Provided entries:
◆ ◆ ◆ ◆ ◆

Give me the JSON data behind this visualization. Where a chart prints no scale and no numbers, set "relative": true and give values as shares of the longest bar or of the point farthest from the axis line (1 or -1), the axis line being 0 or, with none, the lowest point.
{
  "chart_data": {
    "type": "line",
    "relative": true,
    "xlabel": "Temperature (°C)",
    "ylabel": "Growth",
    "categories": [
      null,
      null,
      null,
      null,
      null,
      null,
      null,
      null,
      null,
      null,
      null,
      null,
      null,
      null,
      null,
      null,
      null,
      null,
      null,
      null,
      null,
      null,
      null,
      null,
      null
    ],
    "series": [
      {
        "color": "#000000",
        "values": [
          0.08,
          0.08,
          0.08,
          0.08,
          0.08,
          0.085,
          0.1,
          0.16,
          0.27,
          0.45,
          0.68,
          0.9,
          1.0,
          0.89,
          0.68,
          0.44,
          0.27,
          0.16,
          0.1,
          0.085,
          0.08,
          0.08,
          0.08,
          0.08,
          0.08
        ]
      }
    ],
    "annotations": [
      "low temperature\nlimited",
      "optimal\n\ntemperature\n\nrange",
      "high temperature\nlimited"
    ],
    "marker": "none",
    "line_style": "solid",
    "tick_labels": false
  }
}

◆ ◆ ◆ ◆ ◆

What is needed here is an exact reproduction of all the entries.

Exercise output:
Give me the JSON data behind this visualization. Where a chart prints no scale and no numbers, set "relative": true and give values as shares of the longest bar or of the point farthest from the axis line (1 or -1), the axis line being 0 or, with none, the lowest point.
{
  "chart_data": {
    "type": "line",
    "relative": true,
    "xlabel": "Temperature (°C)",
    "ylabel": "Growth",
    "categories": [
      null,
      null,
      null,
      null,
      null,
      null,
      null,
      null,
      null,
      null,
      null,
      null,
      null,
      null,
      null,
      null,
      null,
      null,
      null,
      null,
      null,
      null,
      null,
      null,
      null
    ],
    "series": [
      {
        "color": "#000000",
        "values": [
          0.08,
          0.08,
          0.08,
          0.08,
          0.08,
          0.085,
          0.1,
          0.16,
          0.27,
          0.45,
          0.68,
          0.9,
          1.0,
          0.89,
          0.68,
          0.44,
          0.27,
          0.16,
          0.1,
          0.085,
          0.08,
          0.08,
          0.08,
          0.08,
          0.08
        ]
      }
    ],
    "annotations": [
      "low temperature\nlimited",
      "optimal\n\ntemperature\n\nrange",
      "high temperature\nlimited"
    ],
    "marker": "none",
    "line_style": "solid",
    "tick_labels": false
  }
}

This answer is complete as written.